» TASK DETAILS
Reproduce all the material exactly, minus any pictures it holds.
# Start of INPUT FOR THIS TASK
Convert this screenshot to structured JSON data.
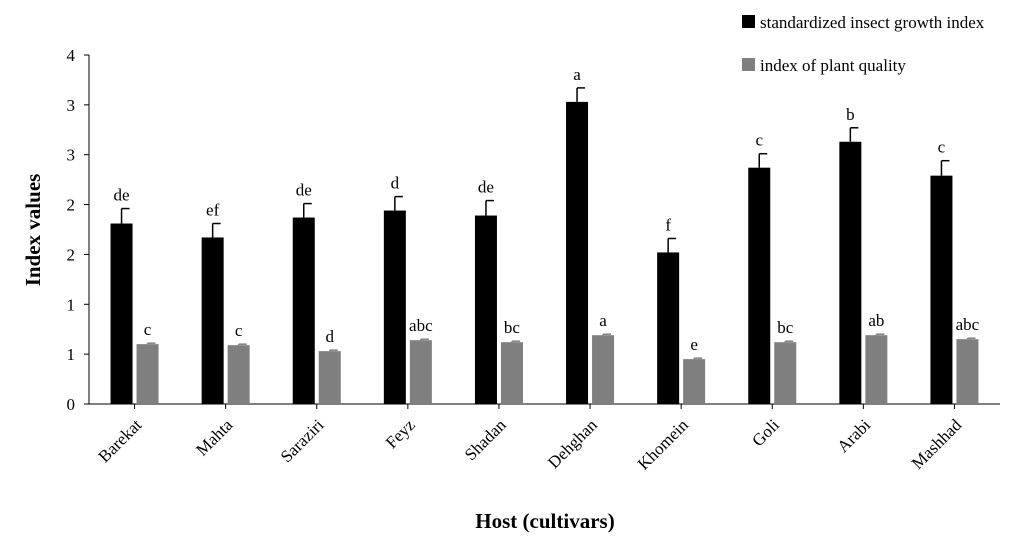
{
  "chart_data": {
    "type": "bar",
    "xlabel": "Host (cultivars)",
    "ylabel": "Index values",
    "y_tick_labels": [
      "0",
      "1",
      "1",
      "2",
      "2",
      "3",
      "3",
      "4"
    ],
    "ylim": [
      0,
      3.5
    ],
    "categories": [
      "Barekat",
      "Mahta",
      "Saraziri",
      "Feyz",
      "Shadan",
      "Dehghan",
      "Khomein",
      "Goli",
      "Arabi",
      "Mashhad"
    ],
    "series": [
      {
        "name": "standardized insect growth index",
        "color": "#000000",
        "values": [
          1.81,
          1.67,
          1.87,
          1.94,
          1.89,
          3.03,
          1.52,
          2.37,
          2.63,
          2.29
        ],
        "errors": [
          0.15,
          0.14,
          0.14,
          0.14,
          0.15,
          0.14,
          0.14,
          0.14,
          0.14,
          0.15
        ],
        "letters": [
          "de",
          "ef",
          "de",
          "d",
          "de",
          "a",
          "f",
          "c",
          "b",
          "c"
        ]
      },
      {
        "name": "index of plant quality",
        "color": "#7f7f7f",
        "values": [
          0.6,
          0.59,
          0.53,
          0.64,
          0.62,
          0.69,
          0.45,
          0.62,
          0.69,
          0.65
        ],
        "errors": [
          0.01,
          0.01,
          0.01,
          0.01,
          0.01,
          0.01,
          0.01,
          0.01,
          0.01,
          0.01
        ],
        "letters": [
          "c",
          "c",
          "d",
          "abc",
          "bc",
          "a",
          "e",
          "bc",
          "ab",
          "abc"
        ]
      }
    ],
    "legend_position": "top-right",
    "grid": false
  }
}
# End of INPUT FOR THIS TASK
» TASK RESPONSE
Convert this screenshot to structured JSON data.
{
  "chart_data": {
    "type": "bar",
    "xlabel": "Host (cultivars)",
    "ylabel": "Index values",
    "y_tick_labels": [
      "0",
      "1",
      "1",
      "2",
      "2",
      "3",
      "3",
      "4"
    ],
    "ylim": [
      0,
      3.5
    ],
    "categories": [
      "Barekat",
      "Mahta",
      "Saraziri",
      "Feyz",
      "Shadan",
      "Dehghan",
      "Khomein",
      "Goli",
      "Arabi",
      "Mashhad"
    ],
    "series": [
      {
        "name": "standardized insect growth index",
        "color": "#000000",
        "values": [
          1.81,
          1.67,
          1.87,
          1.94,
          1.89,
          3.03,
          1.52,
          2.37,
          2.63,
          2.29
        ],
        "errors": [
          0.15,
          0.14,
          0.14,
          0.14,
          0.15,
          0.14,
          0.14,
          0.14,
          0.14,
          0.15
        ],
        "letters": [
          "de",
          "ef",
          "de",
          "d",
          "de",
          "a",
          "f",
          "c",
          "b",
          "c"
        ]
      },
      {
        "name": "index of plant quality",
        "color": "#7f7f7f",
        "values": [
          0.6,
          0.59,
          0.53,
          0.64,
          0.62,
          0.69,
          0.45,
          0.62,
          0.69,
          0.65
        ],
        "errors": [
          0.01,
          0.01,
          0.01,
          0.01,
          0.01,
          0.01,
          0.01,
          0.01,
          0.01,
          0.01
        ],
        "letters": [
          "c",
          "c",
          "d",
          "abc",
          "bc",
          "a",
          "e",
          "bc",
          "ab",
          "abc"
        ]
      }
    ],
    "legend_position": "top-right",
    "grid": false
  }
}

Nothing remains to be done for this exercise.